_Passage for review_

The disappearance of Amelia Earhart and her navigator Fred Noonan on July 2, 1937, is considered one of the greatest unsolved mysteries of the last century.
A new History special, Amelia Earhart: The Lost Evidence, alleges that the American government knew that the famous aviator was actually captured by the Japanese and died in their custody.
The documentary’s executive producer Gary Tarpinian, president of Morningstar Entertainment, spoke to Monsters and Critics about the groundbreaking show currently making headlines.
A team of investigators from Tarpinian’s production company and History Channel uncovered an eye-witness and a never-before-seen photo which together allegedly reveal Earhart and Noonan were in fact seen alive and in Japanese custody after surviving a crash-landing in the Pacific.
It’s thought the full photo taken in the Marshall Islands, pictured below, could also show the pair’s plane being towed by a Japanese vessel.
The production team also unearthed plane parts in the Marshall Islands consistent with the aircraft that Earhart was flying in 1937.
Based on that and other new evidence, the team behind the documentary suggest that American officials knew about Earhart and Noonan’s demise, but wanted to cover it up.
In the two-hour special, former FBI Executive Assistant Director Shawn Henry takes us on a journey through witnesses and historical records which ultimately suggest Earhart perished in Japanese custody on the island of Saipan.
Here we speak to executive producer Tarpinian about the documentary and what it shows.
Monsters and Critics: How did you get wind of the new evidence?

_Data section_

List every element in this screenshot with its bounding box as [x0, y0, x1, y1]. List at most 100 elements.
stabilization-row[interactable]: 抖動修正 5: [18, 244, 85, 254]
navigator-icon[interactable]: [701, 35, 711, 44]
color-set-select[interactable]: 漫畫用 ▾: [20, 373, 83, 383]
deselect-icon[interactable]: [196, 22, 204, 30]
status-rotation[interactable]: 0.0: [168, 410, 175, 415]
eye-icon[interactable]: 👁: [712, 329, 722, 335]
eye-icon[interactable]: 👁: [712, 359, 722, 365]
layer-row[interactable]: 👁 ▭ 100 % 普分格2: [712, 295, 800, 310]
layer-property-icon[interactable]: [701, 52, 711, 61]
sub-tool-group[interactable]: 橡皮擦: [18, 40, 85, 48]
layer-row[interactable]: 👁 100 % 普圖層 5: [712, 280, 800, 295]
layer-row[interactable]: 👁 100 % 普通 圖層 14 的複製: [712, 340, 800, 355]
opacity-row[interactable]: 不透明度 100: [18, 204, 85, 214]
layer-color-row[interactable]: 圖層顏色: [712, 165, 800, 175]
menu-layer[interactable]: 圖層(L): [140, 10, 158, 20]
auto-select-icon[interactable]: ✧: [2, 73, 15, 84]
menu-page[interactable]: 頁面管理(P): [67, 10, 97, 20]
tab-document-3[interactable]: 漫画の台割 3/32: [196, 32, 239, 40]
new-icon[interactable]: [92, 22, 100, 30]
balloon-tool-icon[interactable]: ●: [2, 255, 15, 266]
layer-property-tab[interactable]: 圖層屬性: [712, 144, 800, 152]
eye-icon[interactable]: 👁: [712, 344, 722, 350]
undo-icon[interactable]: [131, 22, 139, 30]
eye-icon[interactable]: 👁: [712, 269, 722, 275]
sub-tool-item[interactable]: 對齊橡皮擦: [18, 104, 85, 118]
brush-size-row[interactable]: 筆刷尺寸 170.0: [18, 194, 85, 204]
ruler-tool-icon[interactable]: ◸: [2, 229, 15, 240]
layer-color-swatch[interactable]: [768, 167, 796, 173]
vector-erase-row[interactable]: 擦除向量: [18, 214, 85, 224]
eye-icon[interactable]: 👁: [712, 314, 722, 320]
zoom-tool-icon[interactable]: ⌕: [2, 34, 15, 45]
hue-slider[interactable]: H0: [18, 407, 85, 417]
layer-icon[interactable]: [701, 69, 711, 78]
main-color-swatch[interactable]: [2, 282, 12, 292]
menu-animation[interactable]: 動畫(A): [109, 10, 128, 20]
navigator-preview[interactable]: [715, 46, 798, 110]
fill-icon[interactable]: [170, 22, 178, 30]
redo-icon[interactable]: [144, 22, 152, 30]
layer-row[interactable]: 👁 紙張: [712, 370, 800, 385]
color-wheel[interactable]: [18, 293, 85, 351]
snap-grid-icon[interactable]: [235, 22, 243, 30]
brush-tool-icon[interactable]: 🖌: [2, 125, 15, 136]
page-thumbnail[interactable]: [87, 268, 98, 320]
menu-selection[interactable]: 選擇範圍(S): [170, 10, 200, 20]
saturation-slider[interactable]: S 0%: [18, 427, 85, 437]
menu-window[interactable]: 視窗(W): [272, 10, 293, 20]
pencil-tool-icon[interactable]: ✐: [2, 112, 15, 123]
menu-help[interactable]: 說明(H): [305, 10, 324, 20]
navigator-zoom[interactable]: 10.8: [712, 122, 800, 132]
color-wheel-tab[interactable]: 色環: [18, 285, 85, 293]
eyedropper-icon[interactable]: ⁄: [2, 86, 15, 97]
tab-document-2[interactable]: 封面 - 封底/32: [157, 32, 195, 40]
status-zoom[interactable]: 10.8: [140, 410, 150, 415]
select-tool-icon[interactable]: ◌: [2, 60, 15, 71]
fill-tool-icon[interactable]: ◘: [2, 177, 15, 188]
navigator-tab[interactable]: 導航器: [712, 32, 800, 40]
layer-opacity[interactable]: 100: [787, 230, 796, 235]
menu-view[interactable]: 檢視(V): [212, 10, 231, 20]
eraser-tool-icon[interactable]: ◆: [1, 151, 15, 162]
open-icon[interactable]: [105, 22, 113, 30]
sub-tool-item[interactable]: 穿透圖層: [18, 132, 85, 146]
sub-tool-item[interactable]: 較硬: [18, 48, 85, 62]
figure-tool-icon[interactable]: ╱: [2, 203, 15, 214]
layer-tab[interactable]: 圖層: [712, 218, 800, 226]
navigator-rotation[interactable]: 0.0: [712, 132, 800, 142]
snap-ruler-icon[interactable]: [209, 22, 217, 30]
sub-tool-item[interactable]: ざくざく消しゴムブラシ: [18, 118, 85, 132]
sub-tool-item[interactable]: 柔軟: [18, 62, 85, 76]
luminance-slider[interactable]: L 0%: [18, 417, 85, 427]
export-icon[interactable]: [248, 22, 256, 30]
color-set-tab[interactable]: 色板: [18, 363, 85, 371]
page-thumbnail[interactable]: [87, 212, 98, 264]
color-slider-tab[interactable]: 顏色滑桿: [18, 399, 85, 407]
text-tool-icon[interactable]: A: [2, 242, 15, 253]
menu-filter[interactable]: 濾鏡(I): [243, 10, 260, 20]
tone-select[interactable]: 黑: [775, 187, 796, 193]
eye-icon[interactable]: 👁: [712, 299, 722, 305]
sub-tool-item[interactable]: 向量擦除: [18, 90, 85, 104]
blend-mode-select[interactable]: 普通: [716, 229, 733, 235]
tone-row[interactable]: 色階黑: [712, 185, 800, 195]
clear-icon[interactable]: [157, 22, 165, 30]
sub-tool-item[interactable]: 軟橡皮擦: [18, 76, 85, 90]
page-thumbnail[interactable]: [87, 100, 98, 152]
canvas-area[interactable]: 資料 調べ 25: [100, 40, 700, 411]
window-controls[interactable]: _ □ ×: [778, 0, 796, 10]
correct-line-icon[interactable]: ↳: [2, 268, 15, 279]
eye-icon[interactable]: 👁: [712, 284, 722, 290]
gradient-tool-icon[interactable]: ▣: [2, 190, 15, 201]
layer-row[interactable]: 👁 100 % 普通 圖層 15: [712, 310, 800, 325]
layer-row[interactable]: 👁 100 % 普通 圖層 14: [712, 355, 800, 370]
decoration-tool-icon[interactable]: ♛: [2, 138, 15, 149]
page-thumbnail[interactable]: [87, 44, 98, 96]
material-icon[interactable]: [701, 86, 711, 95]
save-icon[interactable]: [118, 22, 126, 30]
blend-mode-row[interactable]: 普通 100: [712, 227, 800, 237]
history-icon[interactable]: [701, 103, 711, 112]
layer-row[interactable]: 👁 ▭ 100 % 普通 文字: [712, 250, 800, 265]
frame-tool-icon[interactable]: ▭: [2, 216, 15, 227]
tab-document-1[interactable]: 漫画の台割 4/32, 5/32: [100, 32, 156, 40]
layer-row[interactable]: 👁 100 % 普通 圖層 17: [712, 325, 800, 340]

_Work instructions_
1. In the article on the Earhart documentary, reproduce the passage from "The production team" up to and including "what it shows.".
2. List every person named in the article on the Earhart documentary.
3. Continue the article on the Earhart documentary from the point where it ends.
The items come from a separate source and are unrelated to the article.

_Answers to this exercise_
1.
The production team also unearthed plane parts in the Marshall Islands consistent with the aircraft that Earhart was flying in 1937.
Based on that and other new evidence, the team behind the documentary suggest that American officials knew about Earhart and Noonan’s demise, but wanted to cover it up.
In the two-hour special, former FBI Executive Assistant Director Shawn Henry takes us on a journey through witnesses and historical records which ultimately suggest Earhart perished in Japanese custody on the island of Saipan.
Here we speak to executive producer Tarpinian about the documentary and what it shows.

2. Amelia Earhart, Fred Noonan, Gary Tarpinian, Shawn Henry

3.
Gary Tarpinian: When I learned that a researcher claimed to have a photo of Amelia Earhart after she had supposedly been lost at sea, I just had to check it out for myself.
Then two of the top digital photo analysts in the country — who have both testified in hundreds of legal cases — told us that the photo was real and had not been manipulated or ‘Photoshopped’.
M&C: What were the tell-tale indicators?
GT: They believed the only two Caucasians in the photo were Amelia Earhart and Fred Noonan. We wouldn’t stop until History finally agreed to let us tell this incredible story.
M&C: This is pretty damning about how the government allegedly manipulates the truth. Can you speak to that, or is this less nefarious than we think it is?
GT: Here’s what we do know: Despite the largest naval search in history up to that time, no trace of Earhart or her plane were ever found, and yet, after only two weeks the Navy declared her ‘lost at sea’.
But the reason the Navy didn’t find her was that they were looking in the wrong spot!
Earhart was nowhere near Howland Island, her refueling destination when she crash landed.
She was hundreds of miles away in the Marshall Islands, which at the time was controlled by Japan and off limits to America and the Navy searchers.
M&C: What does the photo reveal to researchers who feel that it is her and Fred in the picture?
GT: Our photo proves that Earhart was in the Marshall Islands and under the custody of the Japanese.
We also have evidence that the US knew she had been captured by the Japanese in the form of the Navy’s own ‘Office of Naval Intelligence’ report.
We can only speculate what happened next but there are eyewitness accounts, including one that is featured in our program with perhaps the last living person who saw Earhart with her own eyes — 91-year-old Josephine Blanco Akiyama, at that place Earhart where she most likely died in Japanese custody.
M&C: Who was the person who did all the legwork finding this image?
GT: The researcher was U.S. Treasury Agent Les Kinney. He had collected more than 10,000 documents associated with the Earhart mystery.
He believes numerous documents — anything that directly discusses Earhart as a Japanese prisoner — have been purged from government files to hide the fact that the U.S. Government knew that Earhart was a prisoner shortly after her disappearance in 1937, and did nothing in response.
The index [pictured below] refers to a document that we could not find in the US National Archives that we believe was purged.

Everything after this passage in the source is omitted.